§ Task brief: All of the records below must be output exactly, with no pictures carried over.

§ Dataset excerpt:
start
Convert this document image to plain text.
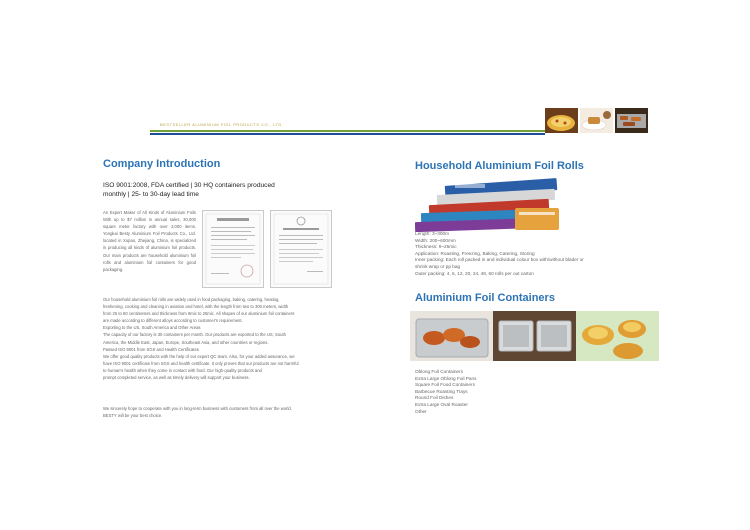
BESTSELLER ALUMINIUM FOIL PRODUCTS CO., LTD.
Company Introduction
ISO 9001:2008, FDA certified | 30 HQ containers produced
monthly | 25- to 30-day lead time

An Expert Maker of All Kinds of Aluminium Foils With up to $7 million in annual sales, 30,000 square meter factory with over 3,000 items, Yongkai Besty Aluminium Foil Products Co., Ltd. located in Xupao, Zhejiang, China, is specialized in producing all kinds of aluminium foil products. Our main products are household aluminium foil rolls and aluminium foil containers for good packaging.

Our household aluminium foil rolls are widely used in food packaging, baking, catering, heating,
freshening, cooking and cleaning in aviation and hotel, with the length from two to 300 meters, width
from 25 to 60 centimeters and thickness from 9mic to 25mic. All shapes of our aluminium foil containers
are made according to different alloys according to customer's requirement.
Exporting to the US, South America and Other Areas
The capacity of our factory is 30 containers per month. Our products are exported to the US, South
America, the Middle East, Japan, Europe, Southeast Asia, and other countries or regions.
Passed ISO 9001 from SGS and Health Certificates
We offer good quality products with the help of our expert QC team. Also, for your added assurance, we
have ISO 9001 certificate from SGS and health certificate. It only proves that our products are not harmful
to human's health when they come in contact with food. Our high-quality products and
prompt completed service, as well as timely delivery will support your business.
We sincerely hope to cooperate with you in long-term business with customers from all over the world.
BESTY will be your best choice.
Household Aluminium Foil Rolls
Length: 3~300m
Width: 200~600mm
Thickness: 9~25mic
Application: Roasting, Freezing, Baking, Catering, Storing
Inner packing: Each roll packed in and individual colour box with/without blader or
shrink wrap or pp bag
Outer packing: 4, 6, 12, 20, 24, 48, 60 rolls per out carton
Aluminium Foil Containers
Oblong Foil Containers
Extra Large Oblong Foil Pans
Square Foil Food Containers
Barbecue Roasting Trays
Round Foil Dishes
Extra Large Oval Roaster
Other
end
§ Finished task:
Convert this document image to plain text.
BESTSELLER ALUMINIUM FOIL PRODUCTS CO., LTD.
Company Introduction
ISO 9001:2008, FDA certified | 30 HQ containers produced
monthly | 25- to 30-day lead time

An Expert Maker of All Kinds of Aluminium Foils With up to $7 million in annual sales, 30,000 square meter factory with over 3,000 items, Yongkai Besty Aluminium Foil Products Co., Ltd. located in Xupao, Zhejiang, China, is specialized in producing all kinds of aluminium foil products. Our main products are household aluminium foil rolls and aluminium foil containers for good packaging.

Our household aluminium foil rolls are widely used in food packaging, baking, catering, heating,
freshening, cooking and cleaning in aviation and hotel, with the length from two to 300 meters, width
from 25 to 60 centimeters and thickness from 9mic to 25mic. All shapes of our aluminium foil containers
are made according to different alloys according to customer's requirement.
Exporting to the US, South America and Other Areas
The capacity of our factory is 30 containers per month. Our products are exported to the US, South
America, the Middle East, Japan, Europe, Southeast Asia, and other countries or regions.
Passed ISO 9001 from SGS and Health Certificates
We offer good quality products with the help of our expert QC team. Also, for your added assurance, we
have ISO 9001 certificate from SGS and health certificate. It only proves that our products are not harmful
to human's health when they come in contact with food. Our high-quality products and
prompt completed service, as well as timely delivery will support your business.
We sincerely hope to cooperate with you in long-term business with customers from all over the world.
BESTY will be your best choice.
Household Aluminium Foil Rolls
Length: 3~300m
Width: 200~600mm
Thickness: 9~25mic
Application: Roasting, Freezing, Baking, Catering, Storing
Inner packing: Each roll packed in and individual colour box with/without blader or
shrink wrap or pp bag
Outer packing: 4, 6, 12, 20, 24, 48, 60 rolls per out carton
Aluminium Foil Containers
Oblong Foil Containers
Extra Large Oblong Foil Pans
Square Foil Food Containers
Barbecue Roasting Trays
Round Foil Dishes
Extra Large Oval Roaster
Other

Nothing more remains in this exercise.